Task requirements >>
Find the string "전달하는" in the entries and copy each line that has it.

Stored rows >>

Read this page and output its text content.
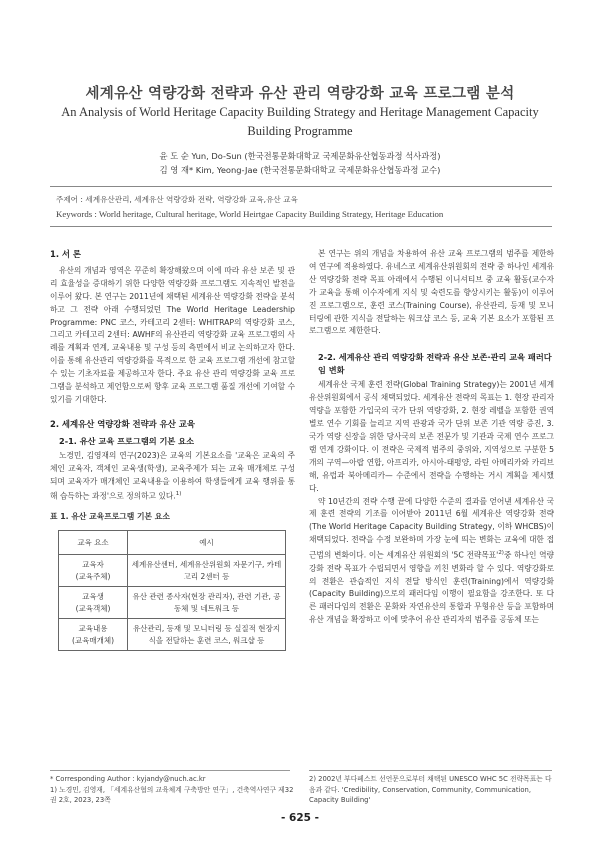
세계유산 역량강화 전략과 유산 관리 역량강화 교육 프로그램 분석
An Analysis of World Heritage Capacity Building Strategy and Heritage Management Capacity Building Programme
윤 도 순 Yun, Do-Sun (한국전통문화대학교 국제문화유산협동과정 석사과정)
김 영 재* Kim, Yeong-Jae (한국전통문화대학교 국제문화유산협동과정 교수)
주제어 : 세계유산관리, 세계유산 역량강화 전략, 역량강화 교육,유산 교육
Keywords : World heritage, Cultural heritage, World Heirtgae Capacity Building Strategy, Heritage Education
1. 서 론

유산의 개념과 영역은 꾸준히 확장해왔으며 이에 따라 유산 보존 및 관리 효율성을 증대하기 위한 다양한 역량강화 프로그램도 지속적인 발전을 이루어 왔다. 본 연구는 2011년에 채택된 세계유산 역량강화 전략을 분석하고 그 전략 아래 수행되었던 The World Heritage Leadership Programme: PNC 코스, 카테고리 2센터: WHITRAP의 역량강화 코스, 그리고 카테고리 2센터: AWHF의 유산관리 역량강화 교육 프로그램의 사례를 계획과 연계, 교육내용 및 구성 등의 측면에서 비교 논의하고자 한다. 이를 통해 유산관리 역량강화를 목적으로 한 교육 프로그램 개선에 참고할 수 있는 기초자료를 제공하고자 한다. 주요 유산 관리 역량강화 교육 프로그램을 분석하고 제언함으로써 향후 교육 프로그램 품질 개선에 기여할 수 있기를 기대한다.

2. 세계유산 역량강화 전략과 유산 교육
2-1. 유산 교육 프로그램의 기본 요소

노경민, 김영재의 연구(2023)은 교육의 기본요소를 '교육은 교육의 주체인 교육자, 객체인 교육생(학생), 교육주제가 되는 교육 매개체로 구성되며 교육자가 매개체인 교육내용을 이용하여 학생들에게 교육 행위를 통해 습득하는 과정'으로 정의하고 있다.$^{1)}$

표 1. 유산 교육프로그램 기본 요소
교육 요소	예시
교육자
(교육주체)	세계유산센터, 세계유산위원회 자문기구, 카테고리 2센터 등
교육생
(교육객체)	유산 관련 종사자(현장 관리자), 관련 기관, 공동체 및 네트워크 등
교육내용
(교육매개체)	유산관리, 등재 및 모니터링 등 실질적 현장지식을 전달하는 훈련 코스, 워크샵 등

본 연구는 위의 개념을 차용하여 유산 교육 프로그램의 범주를 제한하여 연구에 적용하였다. 유네스코 세계유산위원회의 전략 중 하나인 세계유산 역량강화 전략 목표 아래에서 수행된 이니셔티브 중 교육 활동(교수자가 교육을 통해 이수자에게 지식 및 숙련도를 향상시키는 활동)이 이루어진 프로그램으로, 훈련 코스(Training Course), 유산관리, 등재 및 모니터링에 관한 지식을 전달하는 워크샵 코스 등, 교육 기본 요소가 포함된 프로그램으로 제한한다.

2-2. 세계유산 관리 역량강화 전략과 유산 보존·관리 교육 패러다임 변화

세계유산 국제 훈련 전략(Global Training Strategy)는 2001년 세계유산위원회에서 공식 채택되었다. 세계유산 전략의 목표는 1. 현장 관리자 역량을 포함한 가입국의 국가 단위 역량강화, 2. 현장 레벨을 포함한 권역별로 연수 기회를 늘리고 지역 관광과 국가 단위 보존 기관 역량 증진, 3. 국가 역량 신장을 위한 당사국의 보존 전문가 및 기관과 국제 연수 프로그램 연계 강화이다. 이 전략은 국제적 범주의 중위와, 지역성으로 구분한 5개의 구역—아랍 연합, 아프리카, 아시아-태평양, 라틴 아메리카와 카리브해, 유럽과 북아메리카— 수준에서 전략을 수행하는 거시 계획을 제시했다.

약 10년간의 전략 수행 끝에 다양한 수준의 결과를 얻어낸 세계유산 국제 훈련 전략의 기조를 이어받아 2011년 6월 세계유산 역량강화 전략 (The World Heritage Capacity Building Strategy, 이하 WHCBS)이 채택되었다. 전략을 수정 보완하며 가장 눈에 띄는 변화는 교육에 대한 접근법의 변화이다. 이는 세계유산 위원회의 '5C 전략목표'$^{2)}$중 하나인 역량강화 전략 목표가 수립되면서 영향을 끼친 변화라 할 수 있다. 역량강화로의 전환은 관습적인 지식 전달 방식인 훈련(Training)에서 역량강화(Capacity Building)으로의 패러다임 이행이 필요함을 강조한다. 또 다른 패러다임의 전환은 문화와 자연유산의 통합과 무형유산 등을 포함하며 유산 개념을 확장하고 이에 맞추어 유산 관리자의 범주를 공동체 또는

* Corresponding Author : kyjandy@nuch.ac.kr
1) 노경민, 김영재, 「세계유산협의 교육체계 구축방안 연구」, 건축역사연구 제32권 2호, 2023, 23쪽
2) 2002년 부다페스트 선언문으로부터 채택된 UNESCO WHC 5C 전략목표는 다음과 같다. 'Credibility, Conservation, Community, Communication, Capacity Building'
- 625 -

Exercise solution >>
(교육매개체)	유산관리, 등재 및 모니터링 등 실질적 현장지식을 전달하는 훈련 코스, 워크샵 등
본 연구는 위의 개념을 차용하여 유산 교육 프로그램의 범주를 제한하여 연구에 적용하였다. 유네스코 세계유산위원회의 전략 중 하나인 세계유산 역량강화 전략 목표 아래에서 수행된 이니셔티브 중 교육 활동(교수자가 교육을 통해 이수자에게 지식 및 숙련도를 향상시키는 활동)이 이루어진 프로그램으로, 훈련 코스(Training Course), 유산관리, 등재 및 모니터링에 관한 지식을 전달하는 워크샵 코스 등, 교육 기본 요소가 포함된 프로그램으로 제한한다.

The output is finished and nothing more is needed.